YOUR OBJECTIVE :: Here are some records; copy every line that holds the word "フットマップ".

TASK INPUTS ::

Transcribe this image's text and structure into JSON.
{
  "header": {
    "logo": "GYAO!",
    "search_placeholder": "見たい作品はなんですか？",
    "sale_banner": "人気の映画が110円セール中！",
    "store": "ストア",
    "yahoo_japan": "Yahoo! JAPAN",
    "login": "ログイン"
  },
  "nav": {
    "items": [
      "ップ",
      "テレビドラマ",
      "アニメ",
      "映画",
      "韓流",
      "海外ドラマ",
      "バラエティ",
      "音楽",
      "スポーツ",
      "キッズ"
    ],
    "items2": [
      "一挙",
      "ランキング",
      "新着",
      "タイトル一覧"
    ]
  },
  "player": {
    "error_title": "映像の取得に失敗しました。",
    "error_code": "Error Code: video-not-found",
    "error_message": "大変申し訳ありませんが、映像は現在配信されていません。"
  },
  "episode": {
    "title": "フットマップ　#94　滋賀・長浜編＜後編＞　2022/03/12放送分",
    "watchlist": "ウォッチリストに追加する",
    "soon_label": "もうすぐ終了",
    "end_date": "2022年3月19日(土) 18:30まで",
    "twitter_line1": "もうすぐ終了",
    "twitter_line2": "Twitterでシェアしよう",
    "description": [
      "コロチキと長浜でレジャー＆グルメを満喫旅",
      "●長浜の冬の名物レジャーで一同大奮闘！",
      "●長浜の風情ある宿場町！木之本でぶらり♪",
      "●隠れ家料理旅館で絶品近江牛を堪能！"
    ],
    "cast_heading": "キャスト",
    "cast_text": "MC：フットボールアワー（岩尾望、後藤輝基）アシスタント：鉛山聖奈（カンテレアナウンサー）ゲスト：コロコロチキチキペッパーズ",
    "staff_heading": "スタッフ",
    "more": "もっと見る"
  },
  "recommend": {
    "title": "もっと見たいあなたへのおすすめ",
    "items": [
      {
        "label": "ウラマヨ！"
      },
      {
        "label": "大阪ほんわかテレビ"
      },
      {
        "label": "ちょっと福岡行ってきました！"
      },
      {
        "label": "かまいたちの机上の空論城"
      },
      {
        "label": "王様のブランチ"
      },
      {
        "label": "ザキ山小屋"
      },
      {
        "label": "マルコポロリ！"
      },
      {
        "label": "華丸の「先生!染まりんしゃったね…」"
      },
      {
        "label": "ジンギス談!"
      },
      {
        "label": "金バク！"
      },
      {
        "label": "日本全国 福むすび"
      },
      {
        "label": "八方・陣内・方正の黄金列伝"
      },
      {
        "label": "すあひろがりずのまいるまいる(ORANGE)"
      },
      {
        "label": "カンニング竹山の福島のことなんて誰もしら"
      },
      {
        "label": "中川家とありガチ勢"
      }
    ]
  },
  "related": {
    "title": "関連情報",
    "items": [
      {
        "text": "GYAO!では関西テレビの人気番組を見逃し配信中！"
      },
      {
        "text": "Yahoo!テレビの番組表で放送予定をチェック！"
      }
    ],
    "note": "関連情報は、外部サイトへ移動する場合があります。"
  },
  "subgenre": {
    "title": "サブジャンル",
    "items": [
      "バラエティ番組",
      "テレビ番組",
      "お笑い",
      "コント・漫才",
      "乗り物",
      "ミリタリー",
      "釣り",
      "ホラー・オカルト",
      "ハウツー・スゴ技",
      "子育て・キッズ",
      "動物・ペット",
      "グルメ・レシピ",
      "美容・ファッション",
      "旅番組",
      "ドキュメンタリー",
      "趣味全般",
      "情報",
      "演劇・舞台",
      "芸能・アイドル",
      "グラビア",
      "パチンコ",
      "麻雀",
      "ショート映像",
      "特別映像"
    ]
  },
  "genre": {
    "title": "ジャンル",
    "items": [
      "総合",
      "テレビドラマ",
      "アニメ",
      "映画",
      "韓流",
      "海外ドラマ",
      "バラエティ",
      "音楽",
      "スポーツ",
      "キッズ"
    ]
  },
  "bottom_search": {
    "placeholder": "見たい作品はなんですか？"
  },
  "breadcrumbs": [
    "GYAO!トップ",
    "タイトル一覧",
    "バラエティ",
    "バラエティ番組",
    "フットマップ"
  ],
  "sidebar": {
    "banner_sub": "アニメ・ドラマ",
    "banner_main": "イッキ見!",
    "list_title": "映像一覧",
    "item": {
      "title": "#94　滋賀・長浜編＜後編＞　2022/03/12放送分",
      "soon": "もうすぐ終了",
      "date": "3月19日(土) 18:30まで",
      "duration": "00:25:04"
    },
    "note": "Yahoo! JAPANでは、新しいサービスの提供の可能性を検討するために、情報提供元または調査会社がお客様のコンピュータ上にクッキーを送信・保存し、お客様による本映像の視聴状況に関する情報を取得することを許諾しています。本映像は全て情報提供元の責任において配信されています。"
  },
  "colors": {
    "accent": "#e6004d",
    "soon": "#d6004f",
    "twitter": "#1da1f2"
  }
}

RESULT FOR THIS EXERCISE ::
    "title": "フットマップ　#94　滋賀・長浜編＜後編＞　2022/03/12放送分",
    "フットマップ"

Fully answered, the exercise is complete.